### Brano citato
####################
La Francia si sta preparando a intraprendere la sua svolta politica più importante dal 1958.
Tra poche settimane la Francia eleggerà il suo prossimo presidente. Dato il considerevole potere di cui è dotato l’esecutivo francese, che tra le varie cose può sciogliere l’Assemblée Nationale, le elezioni presidenziali, che si tengono ogni 5 anni, sono le più importanti in Francia. Ma questa volta la posta in gioco è più alta che mai.
I due favoriti sono Marine Le Pen, del partito di estrema destra Front National, ed Emmanuel Macron, che è stato ministro dell’economia sotto il presidente socialista François Hollande ma corre da indipendente. Se, come atteso, Le Pen e Macron si scontreranno il 7 maggio al secondo turno, per la Francia sarà una data storica: la prima volta in 60 anni che i principali partiti di sinistra e destra non sono rappresentati al secondo turno.
La politica francese non ha visto niente del genere dal 1958, quando, nel bel mezzo della Guerra d’Algeria, il generale Charles de Gaulle prese il potere e costituì la Quinta Repubblica francese. Quella svolta, come ogni grande momento politico di rottura, fu guidata da una combinazione di dinamiche generali molto profonde e circostanze particolari del momento.
Oggi non è diverso. Prima di tutto vediamo le dinamiche nel contesto generale: la diffidenza crescente nei confronti delle elite di governo da parte del popolo nella maggior parte dei paesi avanzati, una sensazione diffusa di perdita di potere, la paura della globalizzazione economica e dell’immigrazione, l’ansia generata da una mobilità sociale che tende verso il basso e l’aumento delle ineguaglianze.
Questi sentimenti, insieme al ruolo dello Stato francese che storicamente promuove l’identità nazionale e la crescita economica, hanno contribuito alla crescita del supporto in favore del Front National. Il messaggio xenofobo e le politiche economiche populiste della Le Pen ricordano quelle del candidato di estrema sinistra, Jean-Luc Mélenchon.
Sebbene il Front National sia in crescita tra gli elettori da oltre dieci anni, finora in Francia il partito è stato tenuto lontano dagli scranni del potere dal sistema elettorale a doppio turno, che permette agli elettori di unirsi contro un partito alla seconda tornata elettorale.
E, data l’impossibilità del Front National a stringere alleanze, il potere è rimasto nelle mani dei partiti principali della sinistra e della destra, anche se Francia si è spostata verso un sistema politico tripartito.
Adesso Macron si sta avvantaggiando delle circostanze che si sono venute a creare proprio grazie a questo sistema. La grande intuizione di Macron, di cui pochi si sono accorti all’inizio, era che la divisione destra-sinistra stava bloccando il progresso e che le elezioni presidenziali rappresentavano un’opportunità inestimabile per oltrepassarla definitivamente senza l’aiuto di un movimento politico organizzato.
####################
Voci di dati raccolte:

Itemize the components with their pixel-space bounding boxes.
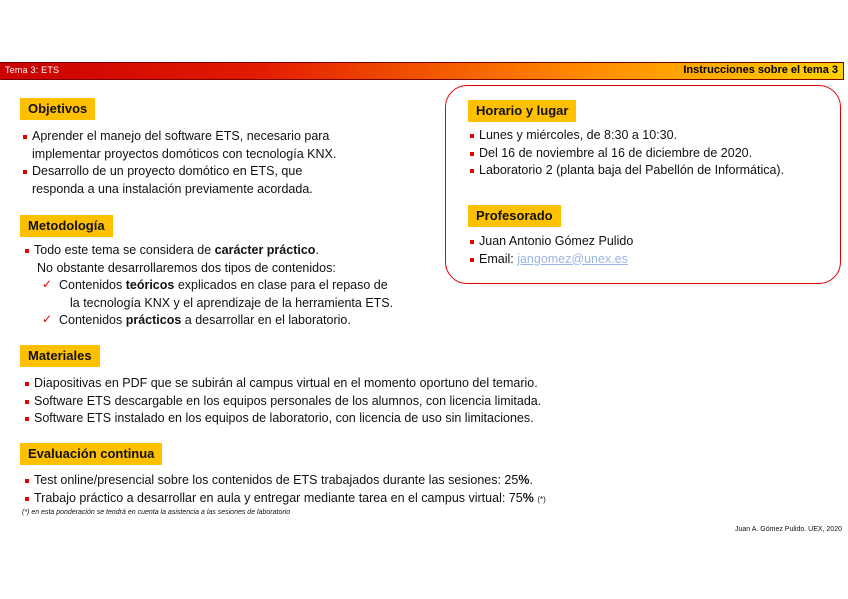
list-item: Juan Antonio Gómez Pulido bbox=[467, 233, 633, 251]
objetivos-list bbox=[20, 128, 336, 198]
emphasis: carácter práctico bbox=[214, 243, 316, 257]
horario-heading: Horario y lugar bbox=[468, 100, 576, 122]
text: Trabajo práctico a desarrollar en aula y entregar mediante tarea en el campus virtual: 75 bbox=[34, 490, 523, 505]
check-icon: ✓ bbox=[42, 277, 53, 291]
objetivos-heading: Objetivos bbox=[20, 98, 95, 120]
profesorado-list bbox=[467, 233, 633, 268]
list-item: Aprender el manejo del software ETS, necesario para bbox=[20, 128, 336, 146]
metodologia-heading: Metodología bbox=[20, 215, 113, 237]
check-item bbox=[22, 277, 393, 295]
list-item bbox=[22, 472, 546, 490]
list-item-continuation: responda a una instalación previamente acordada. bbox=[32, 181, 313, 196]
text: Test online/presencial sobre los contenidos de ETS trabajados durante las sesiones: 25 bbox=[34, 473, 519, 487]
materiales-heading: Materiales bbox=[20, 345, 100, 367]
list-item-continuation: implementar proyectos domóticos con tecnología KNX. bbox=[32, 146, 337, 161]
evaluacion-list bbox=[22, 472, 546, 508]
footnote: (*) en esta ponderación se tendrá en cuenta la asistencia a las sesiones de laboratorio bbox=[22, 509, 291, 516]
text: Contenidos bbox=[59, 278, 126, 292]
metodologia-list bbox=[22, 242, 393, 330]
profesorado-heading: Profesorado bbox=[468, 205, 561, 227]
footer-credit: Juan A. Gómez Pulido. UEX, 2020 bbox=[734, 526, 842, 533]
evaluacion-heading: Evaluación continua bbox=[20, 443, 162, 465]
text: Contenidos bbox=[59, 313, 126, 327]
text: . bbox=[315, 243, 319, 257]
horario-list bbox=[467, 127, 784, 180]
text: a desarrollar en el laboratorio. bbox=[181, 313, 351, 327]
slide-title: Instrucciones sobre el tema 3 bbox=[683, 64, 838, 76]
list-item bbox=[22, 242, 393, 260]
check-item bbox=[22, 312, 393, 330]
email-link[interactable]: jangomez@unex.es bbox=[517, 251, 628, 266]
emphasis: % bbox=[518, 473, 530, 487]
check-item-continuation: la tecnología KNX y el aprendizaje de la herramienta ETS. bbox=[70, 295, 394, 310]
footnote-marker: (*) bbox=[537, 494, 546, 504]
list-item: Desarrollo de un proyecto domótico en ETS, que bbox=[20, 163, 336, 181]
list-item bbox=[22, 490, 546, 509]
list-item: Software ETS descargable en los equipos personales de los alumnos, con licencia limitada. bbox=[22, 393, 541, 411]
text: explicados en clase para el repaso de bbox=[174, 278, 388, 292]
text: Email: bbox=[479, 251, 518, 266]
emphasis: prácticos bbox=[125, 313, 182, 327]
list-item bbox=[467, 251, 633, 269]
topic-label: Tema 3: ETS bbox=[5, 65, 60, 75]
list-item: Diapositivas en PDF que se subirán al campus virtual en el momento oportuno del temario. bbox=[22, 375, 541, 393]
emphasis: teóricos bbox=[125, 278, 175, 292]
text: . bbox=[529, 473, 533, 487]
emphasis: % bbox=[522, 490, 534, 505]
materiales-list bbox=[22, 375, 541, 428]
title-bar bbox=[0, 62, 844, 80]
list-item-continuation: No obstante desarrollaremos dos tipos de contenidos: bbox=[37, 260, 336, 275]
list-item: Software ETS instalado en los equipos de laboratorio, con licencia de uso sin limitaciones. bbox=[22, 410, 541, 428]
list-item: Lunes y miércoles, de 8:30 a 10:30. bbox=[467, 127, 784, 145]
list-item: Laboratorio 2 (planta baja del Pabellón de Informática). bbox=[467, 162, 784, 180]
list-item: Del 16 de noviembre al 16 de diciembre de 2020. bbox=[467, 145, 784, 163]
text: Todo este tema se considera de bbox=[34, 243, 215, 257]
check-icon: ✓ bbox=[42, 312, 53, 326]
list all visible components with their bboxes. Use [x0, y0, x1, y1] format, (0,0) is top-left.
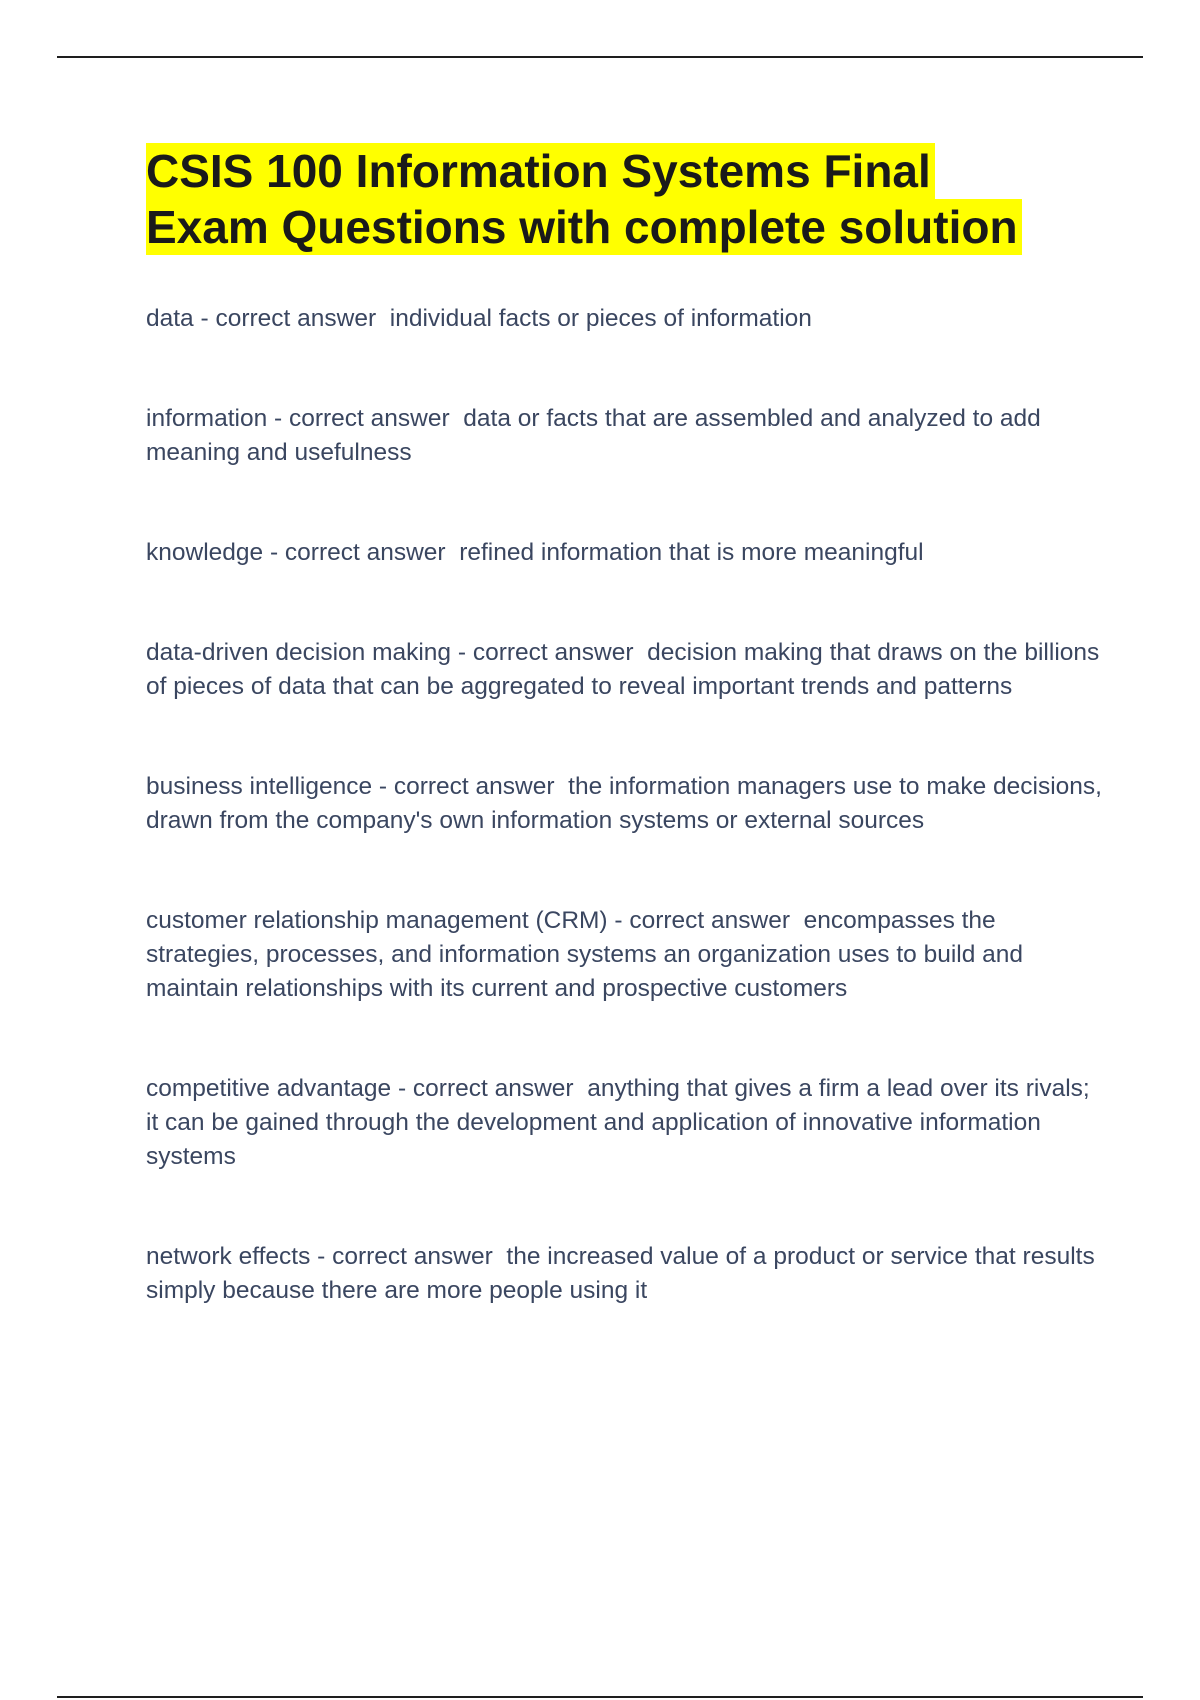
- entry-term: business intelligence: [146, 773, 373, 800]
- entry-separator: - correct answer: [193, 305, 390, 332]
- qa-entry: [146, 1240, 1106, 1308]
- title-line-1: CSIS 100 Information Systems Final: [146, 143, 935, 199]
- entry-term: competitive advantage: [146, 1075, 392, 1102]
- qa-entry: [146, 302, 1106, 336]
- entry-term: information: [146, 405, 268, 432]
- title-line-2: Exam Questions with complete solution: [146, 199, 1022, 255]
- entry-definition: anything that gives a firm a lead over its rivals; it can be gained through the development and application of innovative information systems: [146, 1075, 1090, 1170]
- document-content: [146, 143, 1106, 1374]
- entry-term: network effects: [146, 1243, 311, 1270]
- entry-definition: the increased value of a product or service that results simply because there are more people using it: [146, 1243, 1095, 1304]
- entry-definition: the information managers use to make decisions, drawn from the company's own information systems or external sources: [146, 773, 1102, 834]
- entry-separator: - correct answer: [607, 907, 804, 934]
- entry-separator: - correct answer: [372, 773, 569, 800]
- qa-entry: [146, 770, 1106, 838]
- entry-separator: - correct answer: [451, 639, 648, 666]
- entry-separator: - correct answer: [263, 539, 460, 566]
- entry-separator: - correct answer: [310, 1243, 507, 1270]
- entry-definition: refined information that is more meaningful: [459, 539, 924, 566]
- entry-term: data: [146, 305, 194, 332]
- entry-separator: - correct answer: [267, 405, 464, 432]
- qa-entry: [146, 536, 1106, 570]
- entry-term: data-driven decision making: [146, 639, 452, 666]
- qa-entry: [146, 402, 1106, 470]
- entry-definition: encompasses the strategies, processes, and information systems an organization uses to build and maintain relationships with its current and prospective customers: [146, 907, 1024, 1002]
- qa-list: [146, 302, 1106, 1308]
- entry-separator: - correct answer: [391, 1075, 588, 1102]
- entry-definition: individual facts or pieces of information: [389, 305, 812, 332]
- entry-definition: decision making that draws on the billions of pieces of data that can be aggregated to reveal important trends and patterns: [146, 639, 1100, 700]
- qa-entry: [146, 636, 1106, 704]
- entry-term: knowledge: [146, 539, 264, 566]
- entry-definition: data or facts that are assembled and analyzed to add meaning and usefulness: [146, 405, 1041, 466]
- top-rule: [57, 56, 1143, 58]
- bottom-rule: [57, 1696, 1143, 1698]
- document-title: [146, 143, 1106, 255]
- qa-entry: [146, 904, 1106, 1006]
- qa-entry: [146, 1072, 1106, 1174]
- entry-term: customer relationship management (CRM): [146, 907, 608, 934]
####################
### Istruzioni
[1] Ricopia dal brano sulle elezioni francesi il tratto da "E, data l’impossibilità" fino a "movimento politico organizzato.".
[2] Per ciascuna affermazione, indica se concorda con il brano sulle elezioni francesi. Rispondi sì o no e cita le parole decisive del brano. (a) In Francia le elezioni presidenziali si tengono ogni 5 anni. (b) Macron si candida per il partito socialista. (c) Il Front National ha stretto alleanze con i partiti principali.

### Risposte fornite
[1]
E, data l’impossibilità del Front National a stringere alleanze, il potere è rimasto nelle mani dei partiti principali della sinistra e della destra, anche se Francia si è spostata verso un sistema politico tripartito.
Adesso Macron si sta avvantaggiando delle circostanze che si sono venute a creare proprio grazie a questo sistema. La grande intuizione di Macron, di cui pochi si sono accorti all’inizio, era che la divisione destra-sinistra stava bloccando il progresso e che le elezioni presidenziali rappresentavano un’opportunità inestimabile per oltrepassarla definitivamente senza l’aiuto di un movimento politico organizzato.

[2]
(a) Sì: "le elezioni presidenziali, che si tengono ogni 5 anni, sono le più importanti in Francia"
(b) No: "ma corre da indipendente"
(c) No: "data l’impossibilità del Front National a stringere alleanze"